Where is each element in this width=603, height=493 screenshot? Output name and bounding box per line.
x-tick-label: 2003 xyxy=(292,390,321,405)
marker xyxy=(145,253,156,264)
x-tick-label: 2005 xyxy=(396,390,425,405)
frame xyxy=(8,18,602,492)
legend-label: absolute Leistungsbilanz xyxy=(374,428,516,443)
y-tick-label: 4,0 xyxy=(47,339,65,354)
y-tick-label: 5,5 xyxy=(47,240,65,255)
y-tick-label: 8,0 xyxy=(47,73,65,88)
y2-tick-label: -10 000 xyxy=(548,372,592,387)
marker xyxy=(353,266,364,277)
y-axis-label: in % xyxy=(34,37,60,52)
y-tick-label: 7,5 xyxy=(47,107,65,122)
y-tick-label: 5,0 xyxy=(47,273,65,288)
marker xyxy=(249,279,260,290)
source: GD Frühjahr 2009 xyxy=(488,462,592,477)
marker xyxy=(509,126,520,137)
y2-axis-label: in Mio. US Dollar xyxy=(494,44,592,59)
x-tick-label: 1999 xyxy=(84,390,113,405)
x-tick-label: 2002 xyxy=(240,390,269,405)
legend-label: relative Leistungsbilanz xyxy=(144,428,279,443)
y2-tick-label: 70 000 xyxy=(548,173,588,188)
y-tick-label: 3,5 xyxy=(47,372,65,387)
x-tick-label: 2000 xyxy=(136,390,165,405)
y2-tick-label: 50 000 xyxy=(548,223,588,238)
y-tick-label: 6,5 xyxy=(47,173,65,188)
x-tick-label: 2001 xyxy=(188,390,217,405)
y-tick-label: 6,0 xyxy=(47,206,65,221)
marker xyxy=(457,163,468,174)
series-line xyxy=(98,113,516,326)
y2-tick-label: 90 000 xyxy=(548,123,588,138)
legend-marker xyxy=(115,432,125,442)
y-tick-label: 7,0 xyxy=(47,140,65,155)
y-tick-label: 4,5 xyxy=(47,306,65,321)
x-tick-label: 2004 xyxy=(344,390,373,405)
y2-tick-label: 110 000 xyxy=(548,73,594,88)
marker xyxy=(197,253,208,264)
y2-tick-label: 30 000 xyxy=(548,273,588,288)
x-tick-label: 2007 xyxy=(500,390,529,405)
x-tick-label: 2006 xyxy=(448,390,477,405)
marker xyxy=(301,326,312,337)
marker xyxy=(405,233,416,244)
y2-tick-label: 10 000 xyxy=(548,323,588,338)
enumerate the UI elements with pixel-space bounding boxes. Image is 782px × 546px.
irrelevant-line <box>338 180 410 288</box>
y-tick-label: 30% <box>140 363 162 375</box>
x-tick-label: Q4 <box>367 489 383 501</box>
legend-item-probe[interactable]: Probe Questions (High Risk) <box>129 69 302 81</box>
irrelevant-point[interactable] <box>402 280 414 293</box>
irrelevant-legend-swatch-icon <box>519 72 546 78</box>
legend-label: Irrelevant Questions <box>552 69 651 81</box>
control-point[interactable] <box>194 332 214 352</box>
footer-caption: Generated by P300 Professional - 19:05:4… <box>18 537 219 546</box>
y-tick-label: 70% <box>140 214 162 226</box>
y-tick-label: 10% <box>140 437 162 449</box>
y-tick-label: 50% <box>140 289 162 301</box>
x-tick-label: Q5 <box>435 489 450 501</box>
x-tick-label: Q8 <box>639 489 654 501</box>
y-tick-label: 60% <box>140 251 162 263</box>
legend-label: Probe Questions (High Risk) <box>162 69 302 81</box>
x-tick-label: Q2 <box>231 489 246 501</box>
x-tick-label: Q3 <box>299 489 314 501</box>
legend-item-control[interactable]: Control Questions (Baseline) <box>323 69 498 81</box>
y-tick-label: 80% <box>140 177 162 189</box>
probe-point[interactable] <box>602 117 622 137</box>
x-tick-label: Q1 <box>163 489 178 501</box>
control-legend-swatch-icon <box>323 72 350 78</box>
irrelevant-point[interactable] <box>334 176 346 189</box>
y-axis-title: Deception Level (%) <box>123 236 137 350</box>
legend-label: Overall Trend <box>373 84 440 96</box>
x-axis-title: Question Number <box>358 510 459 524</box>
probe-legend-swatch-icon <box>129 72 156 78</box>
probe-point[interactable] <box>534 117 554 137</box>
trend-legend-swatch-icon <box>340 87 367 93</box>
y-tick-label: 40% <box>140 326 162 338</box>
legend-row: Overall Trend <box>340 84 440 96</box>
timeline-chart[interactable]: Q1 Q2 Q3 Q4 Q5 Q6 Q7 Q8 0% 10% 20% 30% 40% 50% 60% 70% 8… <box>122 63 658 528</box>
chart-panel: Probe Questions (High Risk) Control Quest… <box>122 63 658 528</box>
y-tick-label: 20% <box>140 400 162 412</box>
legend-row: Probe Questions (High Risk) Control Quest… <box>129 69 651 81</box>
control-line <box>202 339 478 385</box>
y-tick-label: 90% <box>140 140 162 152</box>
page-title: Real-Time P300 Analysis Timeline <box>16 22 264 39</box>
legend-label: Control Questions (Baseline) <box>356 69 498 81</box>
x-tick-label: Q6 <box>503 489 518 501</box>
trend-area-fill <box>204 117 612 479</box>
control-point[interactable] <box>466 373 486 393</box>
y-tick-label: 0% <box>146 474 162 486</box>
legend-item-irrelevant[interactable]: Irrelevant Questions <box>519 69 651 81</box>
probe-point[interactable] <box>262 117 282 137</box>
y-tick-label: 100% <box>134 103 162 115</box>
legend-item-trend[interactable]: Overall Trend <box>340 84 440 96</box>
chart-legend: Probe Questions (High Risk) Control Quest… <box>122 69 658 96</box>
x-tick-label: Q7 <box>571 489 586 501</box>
+++
Wiederhole die Einträge von der ersten Zeile bis einschließlich der Zeile mit „irrelevant-line <box>338 180 410 288</box>“ unverändert.

▸ ERGEBNIS
Where is each element in this width=603, height=493 screenshot? Output name and bounding box per line.
x-tick-label: 2003 xyxy=(292,390,321,405)
marker xyxy=(145,253,156,264)
x-tick-label: 2005 xyxy=(396,390,425,405)
frame xyxy=(8,18,602,492)
legend-label: absolute Leistungsbilanz xyxy=(374,428,516,443)
y-tick-label: 4,0 xyxy=(47,339,65,354)
y-tick-label: 5,5 xyxy=(47,240,65,255)
y-tick-label: 8,0 xyxy=(47,73,65,88)
y2-tick-label: -10 000 xyxy=(548,372,592,387)
marker xyxy=(353,266,364,277)
y-axis-label: in % xyxy=(34,37,60,52)
y-tick-label: 7,5 xyxy=(47,107,65,122)
y-tick-label: 5,0 xyxy=(47,273,65,288)
marker xyxy=(249,279,260,290)
source: GD Frühjahr 2009 xyxy=(488,462,592,477)
marker xyxy=(509,126,520,137)
y2-axis-label: in Mio. US Dollar xyxy=(494,44,592,59)
x-tick-label: 1999 xyxy=(84,390,113,405)
x-tick-label: 2002 xyxy=(240,390,269,405)
legend-label: relative Leistungsbilanz xyxy=(144,428,279,443)
y2-tick-label: 70 000 xyxy=(548,173,588,188)
y-tick-label: 3,5 xyxy=(47,372,65,387)
x-tick-label: 2000 xyxy=(136,390,165,405)
y2-tick-label: 50 000 xyxy=(548,223,588,238)
y-tick-label: 6,5 xyxy=(47,173,65,188)
x-tick-label: 2001 xyxy=(188,390,217,405)
y-tick-label: 6,0 xyxy=(47,206,65,221)
marker xyxy=(457,163,468,174)
series-line xyxy=(98,113,516,326)
y2-tick-label: 90 000 xyxy=(548,123,588,138)
legend-marker xyxy=(115,432,125,442)
y-tick-label: 7,0 xyxy=(47,140,65,155)
y-tick-label: 4,5 xyxy=(47,306,65,321)
x-tick-label: 2004 xyxy=(344,390,373,405)
y2-tick-label: 110 000 xyxy=(548,73,594,88)
marker xyxy=(197,253,208,264)
y2-tick-label: 30 000 xyxy=(548,273,588,288)
x-tick-label: 2007 xyxy=(500,390,529,405)
x-tick-label: 2006 xyxy=(448,390,477,405)
marker xyxy=(301,326,312,337)
marker xyxy=(405,233,416,244)
y2-tick-label: 10 000 xyxy=(548,323,588,338)
enumerate the UI elements with pixel-space bounding boxes. Image is 782px × 546px.
irrelevant-line <box>338 180 410 288</box>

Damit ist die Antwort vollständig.